Return the records in full, exactly as given.

● **Data entries**
— start —
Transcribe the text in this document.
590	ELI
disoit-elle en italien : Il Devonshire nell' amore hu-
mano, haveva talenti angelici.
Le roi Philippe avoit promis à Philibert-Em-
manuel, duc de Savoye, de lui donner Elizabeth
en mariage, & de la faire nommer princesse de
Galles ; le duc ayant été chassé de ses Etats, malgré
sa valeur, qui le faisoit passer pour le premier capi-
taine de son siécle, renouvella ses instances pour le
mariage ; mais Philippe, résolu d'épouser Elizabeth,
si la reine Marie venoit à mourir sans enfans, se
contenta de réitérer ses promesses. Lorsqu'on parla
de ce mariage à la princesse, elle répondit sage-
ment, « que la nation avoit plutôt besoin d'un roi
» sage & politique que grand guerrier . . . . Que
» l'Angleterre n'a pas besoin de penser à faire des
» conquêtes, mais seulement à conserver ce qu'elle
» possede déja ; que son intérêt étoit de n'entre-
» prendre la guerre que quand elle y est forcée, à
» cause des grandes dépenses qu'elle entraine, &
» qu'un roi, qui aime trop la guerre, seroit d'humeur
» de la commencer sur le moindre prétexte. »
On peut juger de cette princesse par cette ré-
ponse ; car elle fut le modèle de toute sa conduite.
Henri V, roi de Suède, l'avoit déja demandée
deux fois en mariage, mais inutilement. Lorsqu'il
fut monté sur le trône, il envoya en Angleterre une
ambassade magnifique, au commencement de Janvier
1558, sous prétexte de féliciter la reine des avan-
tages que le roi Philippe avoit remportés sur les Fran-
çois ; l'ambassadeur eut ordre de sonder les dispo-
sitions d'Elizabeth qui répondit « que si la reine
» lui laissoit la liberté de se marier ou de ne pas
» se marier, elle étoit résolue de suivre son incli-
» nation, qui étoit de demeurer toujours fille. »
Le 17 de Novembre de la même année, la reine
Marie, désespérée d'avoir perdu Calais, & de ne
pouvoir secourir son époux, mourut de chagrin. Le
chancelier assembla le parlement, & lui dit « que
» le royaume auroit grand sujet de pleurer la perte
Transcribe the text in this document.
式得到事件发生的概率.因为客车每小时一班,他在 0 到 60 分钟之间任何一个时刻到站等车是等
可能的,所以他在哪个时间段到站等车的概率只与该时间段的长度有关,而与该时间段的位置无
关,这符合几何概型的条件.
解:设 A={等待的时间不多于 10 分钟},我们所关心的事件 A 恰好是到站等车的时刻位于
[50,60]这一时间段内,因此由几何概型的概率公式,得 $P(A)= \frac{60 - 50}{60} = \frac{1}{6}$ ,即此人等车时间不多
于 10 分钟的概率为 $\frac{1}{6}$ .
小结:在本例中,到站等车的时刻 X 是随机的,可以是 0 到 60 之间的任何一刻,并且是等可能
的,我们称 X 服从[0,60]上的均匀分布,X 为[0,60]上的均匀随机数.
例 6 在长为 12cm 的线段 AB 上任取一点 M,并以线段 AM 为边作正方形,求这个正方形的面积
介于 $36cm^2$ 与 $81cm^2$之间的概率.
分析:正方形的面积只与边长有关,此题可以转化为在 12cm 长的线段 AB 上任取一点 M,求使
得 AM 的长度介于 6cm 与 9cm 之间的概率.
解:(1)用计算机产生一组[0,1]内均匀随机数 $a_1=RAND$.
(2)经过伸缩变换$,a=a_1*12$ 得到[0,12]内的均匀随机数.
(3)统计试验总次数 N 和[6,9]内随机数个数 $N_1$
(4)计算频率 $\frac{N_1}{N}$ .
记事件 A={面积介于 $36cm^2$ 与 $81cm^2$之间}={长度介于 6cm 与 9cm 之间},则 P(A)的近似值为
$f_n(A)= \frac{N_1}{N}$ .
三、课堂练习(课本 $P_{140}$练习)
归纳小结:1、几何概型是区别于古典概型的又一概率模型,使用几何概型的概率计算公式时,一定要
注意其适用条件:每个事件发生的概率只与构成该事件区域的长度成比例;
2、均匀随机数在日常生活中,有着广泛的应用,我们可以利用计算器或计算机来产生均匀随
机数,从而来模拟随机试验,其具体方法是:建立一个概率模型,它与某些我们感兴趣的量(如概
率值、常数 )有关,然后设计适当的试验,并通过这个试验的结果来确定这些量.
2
— end —
● **Answer to this task**
Transcribe the text in this document.
590	ELI
disoit-elle en italien : Il Devonshire nell' amore hu-
mano, haveva talenti angelici.
Le roi Philippe avoit promis à Philibert-Em-
manuel, duc de Savoye, de lui donner Elizabeth
en mariage, & de la faire nommer princesse de
Galles ; le duc ayant été chassé de ses Etats, malgré
sa valeur, qui le faisoit passer pour le premier capi-
taine de son siécle, renouvella ses instances pour le
mariage ; mais Philippe, résolu d'épouser Elizabeth,
si la reine Marie venoit à mourir sans enfans, se
contenta de réitérer ses promesses. Lorsqu'on parla
de ce mariage à la princesse, elle répondit sage-
ment, « que la nation avoit plutôt besoin d'un roi
» sage & politique que grand guerrier . . . . Que
» l'Angleterre n'a pas besoin de penser à faire des
» conquêtes, mais seulement à conserver ce qu'elle
» possede déja ; que son intérêt étoit de n'entre-
» prendre la guerre que quand elle y est forcée, à
» cause des grandes dépenses qu'elle entraine, &
» qu'un roi, qui aime trop la guerre, seroit d'humeur
» de la commencer sur le moindre prétexte. »
On peut juger de cette princesse par cette ré-
ponse ; car elle fut le modèle de toute sa conduite.
Henri V, roi de Suède, l'avoit déja demandée
deux fois en mariage, mais inutilement. Lorsqu'il
fut monté sur le trône, il envoya en Angleterre une
ambassade magnifique, au commencement de Janvier
1558, sous prétexte de féliciter la reine des avan-
tages que le roi Philippe avoit remportés sur les Fran-
çois ; l'ambassadeur eut ordre de sonder les dispo-
sitions d'Elizabeth qui répondit « que si la reine
» lui laissoit la liberté de se marier ou de ne pas
» se marier, elle étoit résolue de suivre son incli-
» nation, qui étoit de demeurer toujours fille. »
Le 17 de Novembre de la même année, la reine
Marie, désespérée d'avoir perdu Calais, & de ne
pouvoir secourir son époux, mourut de chagrin. Le
chancelier assembla le parlement, & lui dit « que
» le royaume auroit grand sujet de pleurer la perte
Transcribe the text in this document.
式得到事件发生的概率.因为客车每小时一班,他在 0 到 60 分钟之间任何一个时刻到站等车是等
可能的,所以他在哪个时间段到站等车的概率只与该时间段的长度有关,而与该时间段的位置无
关,这符合几何概型的条件.
解:设 A={等待的时间不多于 10 分钟},我们所关心的事件 A 恰好是到站等车的时刻位于
[50,60]这一时间段内,因此由几何概型的概率公式,得 $P(A)= \frac{60 - 50}{60} = \frac{1}{6}$ ,即此人等车时间不多
于 10 分钟的概率为 $\frac{1}{6}$ .
小结:在本例中,到站等车的时刻 X 是随机的,可以是 0 到 60 之间的任何一刻,并且是等可能
的,我们称 X 服从[0,60]上的均匀分布,X 为[0,60]上的均匀随机数.
例 6 在长为 12cm 的线段 AB 上任取一点 M,并以线段 AM 为边作正方形,求这个正方形的面积
介于 $36cm^2$ 与 $81cm^2$之间的概率.
分析:正方形的面积只与边长有关,此题可以转化为在 12cm 长的线段 AB 上任取一点 M,求使
得 AM 的长度介于 6cm 与 9cm 之间的概率.
解:(1)用计算机产生一组[0,1]内均匀随机数 $a_1=RAND$.
(2)经过伸缩变换$,a=a_1*12$ 得到[0,12]内的均匀随机数.
(3)统计试验总次数 N 和[6,9]内随机数个数 $N_1$
(4)计算频率 $\frac{N_1}{N}$ .
记事件 A={面积介于 $36cm^2$ 与 $81cm^2$之间}={长度介于 6cm 与 9cm 之间},则 P(A)的近似值为
$f_n(A)= \frac{N_1}{N}$ .
三、课堂练习(课本 $P_{140}$练习)
归纳小结:1、几何概型是区别于古典概型的又一概率模型,使用几何概型的概率计算公式时,一定要
注意其适用条件:每个事件发生的概率只与构成该事件区域的长度成比例;
2、均匀随机数在日常生活中,有着广泛的应用,我们可以利用计算器或计算机来产生均匀随
机数,从而来模拟随机试验,其具体方法是:建立一个概率模型,它与某些我们感兴趣的量(如概
率值、常数 )有关,然后设计适当的试验,并通过这个试验的结果来确定这些量.
2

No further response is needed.